**WHAT YOU ARE ASKED TO DO:**
Answer these questions using the text on end-of-life counseling:
1. Which bill contains the end-of-life counseling provision?
2. Under the provision, what would pay for the professional consultation?
3. What name does the text give to oncology that attends to a patient's whole person rather than only the disease?

**EXERCISE TEXT:**
*** Begin section ***
Health Care Reform and End of Life Counseling
There is an interesting and controversial part to the House health care reform bill that involves end-of-life counseling. The proposed provision is touted as being an advantageous opportunity for those who are seriously ill to request a personal consultation with their doctor about their preparedness for the future they face. The promoted improvement is that this professional consultation would be paid by insurance. All the rage over this provision comes from the suspicion that the government would influence the doctors to use this consulting opportunity to convince the seriously ill or elderly that they shouldn’t pursue further expensive and extensive treatment. Therefore, some conclude, we would be sending our terminally ill and unproductive out to die.
After reading the language of this part of the bill and hearing the explanations from both sides, I am convinced that this is not some kind of a diabolical government plot to let grandma die. However, I am still concerned that society feels we need to pay extra for such health coaching or consultation by our doctors. The reason that this kind of counsel from our doctors would be an insurance claim is because most doctors are treating only our disease symptoms and not our whole person. Specifically, if a person is being treated for cancer by an oncologist, that oncologist should be counseling that patient on every aspect of the cancer experience and not just on how he plans to attack the tumor. Oncologists should take the time to talk to a terminal cancer patient about their lifestyle, their finances, and their desires for or rejection of an extended life of pain and suffering. This is integrative oncology, and it should be part of the core doctor-patient relationship and not billed as extra chargeable minutes. An integrative oncologist cares for his or her cancer patients on a personal level including emotional, psychological, spiritual, as well as physical welfare.
*** End section ***
Document layout detection data:
*** Begin section ***
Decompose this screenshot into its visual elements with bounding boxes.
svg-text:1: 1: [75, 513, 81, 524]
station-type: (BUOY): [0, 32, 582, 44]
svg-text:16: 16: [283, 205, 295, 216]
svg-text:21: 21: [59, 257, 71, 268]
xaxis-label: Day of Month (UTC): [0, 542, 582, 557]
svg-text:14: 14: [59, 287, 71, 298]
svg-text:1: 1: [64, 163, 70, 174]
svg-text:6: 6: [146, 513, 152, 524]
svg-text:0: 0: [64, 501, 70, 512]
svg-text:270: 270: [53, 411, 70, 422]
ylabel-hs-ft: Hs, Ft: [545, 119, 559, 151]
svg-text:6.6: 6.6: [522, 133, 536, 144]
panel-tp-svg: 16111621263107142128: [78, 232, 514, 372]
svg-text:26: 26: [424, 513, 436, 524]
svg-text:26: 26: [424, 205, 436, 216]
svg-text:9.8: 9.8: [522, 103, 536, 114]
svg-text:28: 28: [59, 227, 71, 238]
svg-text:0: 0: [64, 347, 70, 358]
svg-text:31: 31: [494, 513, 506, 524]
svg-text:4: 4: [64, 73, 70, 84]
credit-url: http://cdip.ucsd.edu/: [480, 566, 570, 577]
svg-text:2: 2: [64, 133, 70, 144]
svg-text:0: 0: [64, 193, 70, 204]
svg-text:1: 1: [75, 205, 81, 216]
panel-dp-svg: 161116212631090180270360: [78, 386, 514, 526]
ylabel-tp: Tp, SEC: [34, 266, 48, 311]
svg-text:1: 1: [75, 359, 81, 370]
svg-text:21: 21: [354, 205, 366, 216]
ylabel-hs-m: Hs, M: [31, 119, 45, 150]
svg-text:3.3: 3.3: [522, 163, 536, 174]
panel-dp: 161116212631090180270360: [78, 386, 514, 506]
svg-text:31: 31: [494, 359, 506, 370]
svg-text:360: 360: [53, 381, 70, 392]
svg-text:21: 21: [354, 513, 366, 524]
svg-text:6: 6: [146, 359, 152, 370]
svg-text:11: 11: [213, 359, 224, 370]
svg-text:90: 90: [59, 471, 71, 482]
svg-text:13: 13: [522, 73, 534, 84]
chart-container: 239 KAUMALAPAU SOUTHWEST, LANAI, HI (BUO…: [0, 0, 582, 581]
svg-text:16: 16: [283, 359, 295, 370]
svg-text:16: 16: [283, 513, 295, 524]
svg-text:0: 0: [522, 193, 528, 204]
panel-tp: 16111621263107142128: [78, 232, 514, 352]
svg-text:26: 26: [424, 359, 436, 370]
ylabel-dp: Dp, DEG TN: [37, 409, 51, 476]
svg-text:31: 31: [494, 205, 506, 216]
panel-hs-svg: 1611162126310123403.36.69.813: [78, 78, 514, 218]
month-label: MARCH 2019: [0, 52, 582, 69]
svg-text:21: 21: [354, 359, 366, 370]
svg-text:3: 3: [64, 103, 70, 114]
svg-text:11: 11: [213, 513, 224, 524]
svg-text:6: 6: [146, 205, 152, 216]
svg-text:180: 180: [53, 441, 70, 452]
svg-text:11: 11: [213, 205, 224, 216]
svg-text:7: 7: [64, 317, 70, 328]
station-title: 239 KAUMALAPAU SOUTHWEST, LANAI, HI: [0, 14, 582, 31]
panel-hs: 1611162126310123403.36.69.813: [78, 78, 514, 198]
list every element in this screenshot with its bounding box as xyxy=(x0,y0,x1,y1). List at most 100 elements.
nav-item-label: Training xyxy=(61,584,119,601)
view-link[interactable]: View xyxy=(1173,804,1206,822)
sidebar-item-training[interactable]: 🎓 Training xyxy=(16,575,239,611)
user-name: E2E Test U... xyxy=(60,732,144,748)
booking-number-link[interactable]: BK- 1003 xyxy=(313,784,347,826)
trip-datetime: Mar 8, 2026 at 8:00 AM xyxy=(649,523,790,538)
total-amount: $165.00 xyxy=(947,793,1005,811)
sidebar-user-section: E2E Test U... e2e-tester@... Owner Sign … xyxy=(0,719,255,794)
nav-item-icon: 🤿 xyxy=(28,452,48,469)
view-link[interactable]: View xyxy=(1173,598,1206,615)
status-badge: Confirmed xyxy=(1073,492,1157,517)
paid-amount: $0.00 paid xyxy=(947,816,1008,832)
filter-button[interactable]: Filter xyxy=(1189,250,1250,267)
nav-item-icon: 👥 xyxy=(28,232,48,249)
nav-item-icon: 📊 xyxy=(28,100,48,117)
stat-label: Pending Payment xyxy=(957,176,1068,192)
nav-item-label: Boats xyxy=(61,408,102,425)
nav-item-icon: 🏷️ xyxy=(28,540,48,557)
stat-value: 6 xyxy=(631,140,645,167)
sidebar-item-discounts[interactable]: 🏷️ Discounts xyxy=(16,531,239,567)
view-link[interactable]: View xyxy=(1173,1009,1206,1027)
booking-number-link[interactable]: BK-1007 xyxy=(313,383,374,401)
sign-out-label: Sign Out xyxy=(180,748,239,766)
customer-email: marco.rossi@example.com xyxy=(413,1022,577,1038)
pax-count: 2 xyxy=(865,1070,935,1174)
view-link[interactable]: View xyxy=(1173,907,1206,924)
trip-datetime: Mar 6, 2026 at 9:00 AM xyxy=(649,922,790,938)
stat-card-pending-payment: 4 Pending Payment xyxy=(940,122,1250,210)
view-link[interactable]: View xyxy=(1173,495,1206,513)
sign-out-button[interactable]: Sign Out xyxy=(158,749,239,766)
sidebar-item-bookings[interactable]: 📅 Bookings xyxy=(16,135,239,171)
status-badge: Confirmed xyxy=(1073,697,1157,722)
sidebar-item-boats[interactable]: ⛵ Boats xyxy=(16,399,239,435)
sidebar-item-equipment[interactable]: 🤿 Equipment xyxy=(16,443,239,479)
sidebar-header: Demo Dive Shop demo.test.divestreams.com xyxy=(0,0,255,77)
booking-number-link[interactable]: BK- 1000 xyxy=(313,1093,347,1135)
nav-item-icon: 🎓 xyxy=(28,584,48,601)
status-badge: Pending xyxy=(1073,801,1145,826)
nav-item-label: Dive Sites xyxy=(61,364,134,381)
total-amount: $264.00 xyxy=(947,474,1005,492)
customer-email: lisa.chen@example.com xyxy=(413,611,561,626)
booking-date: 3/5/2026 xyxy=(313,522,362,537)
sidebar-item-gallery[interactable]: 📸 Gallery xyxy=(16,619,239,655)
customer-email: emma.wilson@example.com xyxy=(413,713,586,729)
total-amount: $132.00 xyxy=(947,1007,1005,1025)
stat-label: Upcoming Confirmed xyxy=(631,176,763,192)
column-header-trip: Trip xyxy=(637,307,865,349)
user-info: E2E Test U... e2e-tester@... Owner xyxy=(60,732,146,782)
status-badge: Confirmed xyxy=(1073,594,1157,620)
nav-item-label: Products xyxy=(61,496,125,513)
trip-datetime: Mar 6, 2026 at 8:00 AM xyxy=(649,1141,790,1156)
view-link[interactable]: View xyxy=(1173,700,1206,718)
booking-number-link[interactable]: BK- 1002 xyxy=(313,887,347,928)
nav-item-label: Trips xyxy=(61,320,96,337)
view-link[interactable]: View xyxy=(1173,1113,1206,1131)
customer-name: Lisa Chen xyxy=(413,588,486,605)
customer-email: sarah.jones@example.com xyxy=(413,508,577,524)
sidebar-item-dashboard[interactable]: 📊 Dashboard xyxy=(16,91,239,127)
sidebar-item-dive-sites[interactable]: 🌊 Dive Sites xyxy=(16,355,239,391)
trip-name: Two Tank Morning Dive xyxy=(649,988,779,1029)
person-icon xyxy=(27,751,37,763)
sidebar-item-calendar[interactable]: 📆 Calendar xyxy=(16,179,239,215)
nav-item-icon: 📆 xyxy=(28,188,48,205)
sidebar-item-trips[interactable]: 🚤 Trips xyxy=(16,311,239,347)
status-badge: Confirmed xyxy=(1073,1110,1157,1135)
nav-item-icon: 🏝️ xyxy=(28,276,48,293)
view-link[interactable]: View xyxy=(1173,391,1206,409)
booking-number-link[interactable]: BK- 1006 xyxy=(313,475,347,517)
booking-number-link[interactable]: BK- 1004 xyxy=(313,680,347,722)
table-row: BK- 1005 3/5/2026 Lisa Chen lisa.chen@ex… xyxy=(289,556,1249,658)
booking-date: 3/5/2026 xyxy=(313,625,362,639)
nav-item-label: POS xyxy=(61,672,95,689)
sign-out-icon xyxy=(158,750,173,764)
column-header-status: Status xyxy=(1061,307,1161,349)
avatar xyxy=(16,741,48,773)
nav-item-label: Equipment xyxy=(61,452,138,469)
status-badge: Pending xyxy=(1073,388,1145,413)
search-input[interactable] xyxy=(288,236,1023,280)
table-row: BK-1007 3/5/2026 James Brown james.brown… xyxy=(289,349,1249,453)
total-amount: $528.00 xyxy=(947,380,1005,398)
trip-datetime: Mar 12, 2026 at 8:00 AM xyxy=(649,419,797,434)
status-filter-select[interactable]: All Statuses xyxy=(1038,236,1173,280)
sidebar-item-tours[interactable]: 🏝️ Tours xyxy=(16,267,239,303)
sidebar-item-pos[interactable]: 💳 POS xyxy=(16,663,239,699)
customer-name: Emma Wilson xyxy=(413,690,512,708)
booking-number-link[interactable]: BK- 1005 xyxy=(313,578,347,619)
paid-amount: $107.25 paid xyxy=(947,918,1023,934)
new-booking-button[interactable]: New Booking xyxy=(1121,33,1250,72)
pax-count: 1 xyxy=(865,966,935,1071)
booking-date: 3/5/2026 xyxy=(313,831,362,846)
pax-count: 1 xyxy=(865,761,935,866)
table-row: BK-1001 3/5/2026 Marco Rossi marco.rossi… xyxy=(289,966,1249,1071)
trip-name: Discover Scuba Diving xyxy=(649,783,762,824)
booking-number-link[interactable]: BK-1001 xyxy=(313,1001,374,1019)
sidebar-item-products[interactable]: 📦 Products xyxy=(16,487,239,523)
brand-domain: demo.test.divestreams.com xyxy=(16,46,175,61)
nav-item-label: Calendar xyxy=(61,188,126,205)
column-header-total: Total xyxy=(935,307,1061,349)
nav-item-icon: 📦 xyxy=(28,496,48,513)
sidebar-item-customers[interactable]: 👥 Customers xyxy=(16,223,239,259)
*** End section ***
**REPLY:**
1. The House health care reform bill.
2. Insurance.
3. Integrative oncology.